→ **Records**:
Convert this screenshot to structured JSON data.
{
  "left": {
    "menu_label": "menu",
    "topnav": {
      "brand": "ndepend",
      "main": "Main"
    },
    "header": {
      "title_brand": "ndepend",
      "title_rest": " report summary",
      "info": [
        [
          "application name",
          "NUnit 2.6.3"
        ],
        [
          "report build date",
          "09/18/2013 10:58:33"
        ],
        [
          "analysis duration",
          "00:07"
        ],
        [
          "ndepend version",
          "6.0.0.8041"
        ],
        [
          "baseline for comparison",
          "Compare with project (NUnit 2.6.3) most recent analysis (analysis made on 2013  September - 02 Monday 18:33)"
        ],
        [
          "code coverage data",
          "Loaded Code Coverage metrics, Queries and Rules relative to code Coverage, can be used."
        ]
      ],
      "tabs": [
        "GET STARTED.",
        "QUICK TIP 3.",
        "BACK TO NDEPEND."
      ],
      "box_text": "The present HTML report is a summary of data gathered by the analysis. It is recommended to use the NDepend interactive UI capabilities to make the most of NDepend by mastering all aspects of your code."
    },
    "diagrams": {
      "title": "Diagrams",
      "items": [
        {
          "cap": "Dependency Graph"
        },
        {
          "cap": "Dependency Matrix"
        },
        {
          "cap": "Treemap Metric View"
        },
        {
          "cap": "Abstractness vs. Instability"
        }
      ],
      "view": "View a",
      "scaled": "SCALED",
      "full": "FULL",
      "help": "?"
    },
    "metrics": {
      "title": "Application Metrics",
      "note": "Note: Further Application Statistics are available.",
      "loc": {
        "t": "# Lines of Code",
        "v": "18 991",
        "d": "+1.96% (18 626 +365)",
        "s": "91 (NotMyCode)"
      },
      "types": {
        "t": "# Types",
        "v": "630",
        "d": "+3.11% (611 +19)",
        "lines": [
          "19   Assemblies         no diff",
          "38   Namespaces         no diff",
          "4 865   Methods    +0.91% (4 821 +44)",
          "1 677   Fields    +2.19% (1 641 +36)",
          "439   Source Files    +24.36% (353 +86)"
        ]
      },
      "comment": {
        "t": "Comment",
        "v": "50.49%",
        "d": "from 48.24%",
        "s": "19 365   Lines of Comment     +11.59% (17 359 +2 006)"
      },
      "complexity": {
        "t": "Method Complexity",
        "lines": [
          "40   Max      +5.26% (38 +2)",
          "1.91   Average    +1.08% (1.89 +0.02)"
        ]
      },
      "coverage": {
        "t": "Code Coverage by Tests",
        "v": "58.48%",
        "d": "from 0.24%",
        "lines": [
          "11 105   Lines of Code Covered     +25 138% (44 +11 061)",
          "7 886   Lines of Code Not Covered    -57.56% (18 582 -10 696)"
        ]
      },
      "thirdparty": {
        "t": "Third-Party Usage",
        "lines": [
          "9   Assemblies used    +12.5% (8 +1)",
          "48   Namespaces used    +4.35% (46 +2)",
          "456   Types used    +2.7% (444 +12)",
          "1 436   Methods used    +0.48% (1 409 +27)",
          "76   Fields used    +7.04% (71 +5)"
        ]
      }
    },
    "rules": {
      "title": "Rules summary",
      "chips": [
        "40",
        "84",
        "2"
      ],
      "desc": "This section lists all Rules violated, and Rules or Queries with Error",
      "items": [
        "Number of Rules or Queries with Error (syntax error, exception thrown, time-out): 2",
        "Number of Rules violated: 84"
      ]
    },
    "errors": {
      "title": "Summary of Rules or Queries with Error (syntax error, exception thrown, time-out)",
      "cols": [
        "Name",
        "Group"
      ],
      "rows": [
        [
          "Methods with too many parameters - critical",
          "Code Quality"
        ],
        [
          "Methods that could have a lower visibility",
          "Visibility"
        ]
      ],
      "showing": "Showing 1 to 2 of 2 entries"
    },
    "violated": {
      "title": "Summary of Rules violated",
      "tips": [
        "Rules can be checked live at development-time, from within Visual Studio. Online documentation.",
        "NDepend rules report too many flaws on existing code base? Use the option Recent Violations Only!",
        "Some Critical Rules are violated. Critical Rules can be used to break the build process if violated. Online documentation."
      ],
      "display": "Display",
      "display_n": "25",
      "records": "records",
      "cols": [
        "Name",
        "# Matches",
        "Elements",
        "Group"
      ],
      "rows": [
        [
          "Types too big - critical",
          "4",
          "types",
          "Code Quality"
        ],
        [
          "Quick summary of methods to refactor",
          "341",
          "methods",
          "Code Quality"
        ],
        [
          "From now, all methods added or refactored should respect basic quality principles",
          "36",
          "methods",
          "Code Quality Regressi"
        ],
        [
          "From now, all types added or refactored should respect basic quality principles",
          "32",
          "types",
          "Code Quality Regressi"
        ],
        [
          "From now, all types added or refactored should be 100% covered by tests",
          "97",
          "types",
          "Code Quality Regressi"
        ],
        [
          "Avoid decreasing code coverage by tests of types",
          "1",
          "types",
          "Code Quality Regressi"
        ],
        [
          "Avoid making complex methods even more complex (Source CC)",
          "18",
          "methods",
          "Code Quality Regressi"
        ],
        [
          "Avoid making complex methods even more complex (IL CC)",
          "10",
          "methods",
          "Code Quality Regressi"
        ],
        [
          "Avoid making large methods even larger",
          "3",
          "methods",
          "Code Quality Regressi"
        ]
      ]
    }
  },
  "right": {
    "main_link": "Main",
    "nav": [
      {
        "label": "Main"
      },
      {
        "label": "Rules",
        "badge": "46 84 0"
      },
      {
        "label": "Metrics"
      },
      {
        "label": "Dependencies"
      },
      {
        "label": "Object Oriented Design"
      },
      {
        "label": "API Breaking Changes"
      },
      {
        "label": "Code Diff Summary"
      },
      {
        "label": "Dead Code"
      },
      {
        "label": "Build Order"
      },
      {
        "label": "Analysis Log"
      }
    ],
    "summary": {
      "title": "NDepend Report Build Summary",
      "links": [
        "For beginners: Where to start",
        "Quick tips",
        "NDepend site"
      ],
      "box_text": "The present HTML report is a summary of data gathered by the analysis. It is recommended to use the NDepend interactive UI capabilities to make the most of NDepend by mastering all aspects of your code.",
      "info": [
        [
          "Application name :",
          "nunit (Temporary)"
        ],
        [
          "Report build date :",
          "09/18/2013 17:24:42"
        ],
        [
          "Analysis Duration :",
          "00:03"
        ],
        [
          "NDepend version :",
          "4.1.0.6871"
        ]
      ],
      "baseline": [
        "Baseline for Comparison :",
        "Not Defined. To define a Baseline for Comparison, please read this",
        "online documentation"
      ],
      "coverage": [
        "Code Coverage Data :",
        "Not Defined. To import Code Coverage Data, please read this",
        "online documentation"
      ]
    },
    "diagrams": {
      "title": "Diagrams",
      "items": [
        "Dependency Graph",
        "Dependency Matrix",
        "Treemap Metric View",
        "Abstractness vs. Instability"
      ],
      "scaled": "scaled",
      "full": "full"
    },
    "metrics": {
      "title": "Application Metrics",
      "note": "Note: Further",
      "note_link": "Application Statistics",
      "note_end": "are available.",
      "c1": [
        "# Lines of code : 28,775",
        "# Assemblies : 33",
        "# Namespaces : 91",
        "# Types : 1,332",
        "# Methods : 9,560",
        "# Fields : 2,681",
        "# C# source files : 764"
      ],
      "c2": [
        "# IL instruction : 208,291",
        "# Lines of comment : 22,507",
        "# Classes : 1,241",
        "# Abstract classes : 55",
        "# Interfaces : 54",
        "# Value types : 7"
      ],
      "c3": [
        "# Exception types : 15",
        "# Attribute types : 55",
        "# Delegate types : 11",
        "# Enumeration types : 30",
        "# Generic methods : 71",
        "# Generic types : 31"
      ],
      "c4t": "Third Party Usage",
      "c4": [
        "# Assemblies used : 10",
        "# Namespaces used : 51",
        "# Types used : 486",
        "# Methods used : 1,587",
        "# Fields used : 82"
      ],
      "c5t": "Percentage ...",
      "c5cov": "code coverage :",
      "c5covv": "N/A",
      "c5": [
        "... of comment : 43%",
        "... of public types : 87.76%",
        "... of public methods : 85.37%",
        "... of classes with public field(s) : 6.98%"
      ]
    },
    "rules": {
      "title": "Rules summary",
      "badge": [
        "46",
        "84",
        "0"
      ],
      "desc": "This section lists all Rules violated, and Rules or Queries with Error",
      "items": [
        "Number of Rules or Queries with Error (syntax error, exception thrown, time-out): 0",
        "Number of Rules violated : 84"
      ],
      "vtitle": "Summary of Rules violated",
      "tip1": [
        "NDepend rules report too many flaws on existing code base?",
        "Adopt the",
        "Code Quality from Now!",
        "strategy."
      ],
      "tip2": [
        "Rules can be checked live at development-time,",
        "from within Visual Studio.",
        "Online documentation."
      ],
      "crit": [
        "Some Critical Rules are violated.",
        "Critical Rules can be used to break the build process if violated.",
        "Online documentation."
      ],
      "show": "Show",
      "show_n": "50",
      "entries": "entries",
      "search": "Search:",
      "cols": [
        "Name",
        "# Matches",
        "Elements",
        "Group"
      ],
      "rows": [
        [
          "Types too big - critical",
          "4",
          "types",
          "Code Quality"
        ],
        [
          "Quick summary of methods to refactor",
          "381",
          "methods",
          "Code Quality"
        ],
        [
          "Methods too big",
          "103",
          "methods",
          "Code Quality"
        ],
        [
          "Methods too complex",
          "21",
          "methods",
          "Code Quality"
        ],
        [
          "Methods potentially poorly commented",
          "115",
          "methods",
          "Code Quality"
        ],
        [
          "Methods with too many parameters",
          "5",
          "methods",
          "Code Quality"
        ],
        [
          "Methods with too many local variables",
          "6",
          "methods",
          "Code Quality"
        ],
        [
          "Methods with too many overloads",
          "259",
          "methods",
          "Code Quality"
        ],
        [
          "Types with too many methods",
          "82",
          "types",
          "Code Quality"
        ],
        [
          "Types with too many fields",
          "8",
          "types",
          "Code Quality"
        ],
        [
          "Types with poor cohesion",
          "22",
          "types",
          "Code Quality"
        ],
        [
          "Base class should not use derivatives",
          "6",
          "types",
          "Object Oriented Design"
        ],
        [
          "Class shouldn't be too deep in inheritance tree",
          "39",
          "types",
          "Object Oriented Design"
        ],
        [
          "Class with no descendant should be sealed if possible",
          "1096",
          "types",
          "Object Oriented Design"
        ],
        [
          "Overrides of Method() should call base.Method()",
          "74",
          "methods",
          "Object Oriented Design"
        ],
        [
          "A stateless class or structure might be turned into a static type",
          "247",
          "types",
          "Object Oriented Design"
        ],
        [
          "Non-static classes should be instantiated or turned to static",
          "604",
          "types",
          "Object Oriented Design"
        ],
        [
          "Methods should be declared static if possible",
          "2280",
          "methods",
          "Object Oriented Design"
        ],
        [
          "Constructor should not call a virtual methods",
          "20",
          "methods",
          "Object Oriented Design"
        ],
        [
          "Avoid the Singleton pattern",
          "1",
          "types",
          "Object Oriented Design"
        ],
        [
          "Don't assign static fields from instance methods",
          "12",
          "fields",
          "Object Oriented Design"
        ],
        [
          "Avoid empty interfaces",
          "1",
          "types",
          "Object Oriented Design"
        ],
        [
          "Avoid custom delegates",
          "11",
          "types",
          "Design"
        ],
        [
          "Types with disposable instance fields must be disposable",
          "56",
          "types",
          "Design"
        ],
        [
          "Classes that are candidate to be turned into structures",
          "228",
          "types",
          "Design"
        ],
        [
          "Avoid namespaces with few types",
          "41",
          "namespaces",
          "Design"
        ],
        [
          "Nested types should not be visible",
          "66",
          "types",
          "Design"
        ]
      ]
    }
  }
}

→ **Work to be completed**: Write down every line of the data above that includes the string "aspects".

→ **Result for this exercise**:
      "box_text": "The present HTML report is a summary of data gathered by the analysis. It is recommended to use the NDepend interactive UI capabilities to make the most of NDepend by mastering all aspects of your code."
      "box_text": "The present HTML report is a summary of data gathered by the analysis. It is recommended to use the NDepend interactive UI capabilities to make the most of NDepend by mastering all aspects of your code.",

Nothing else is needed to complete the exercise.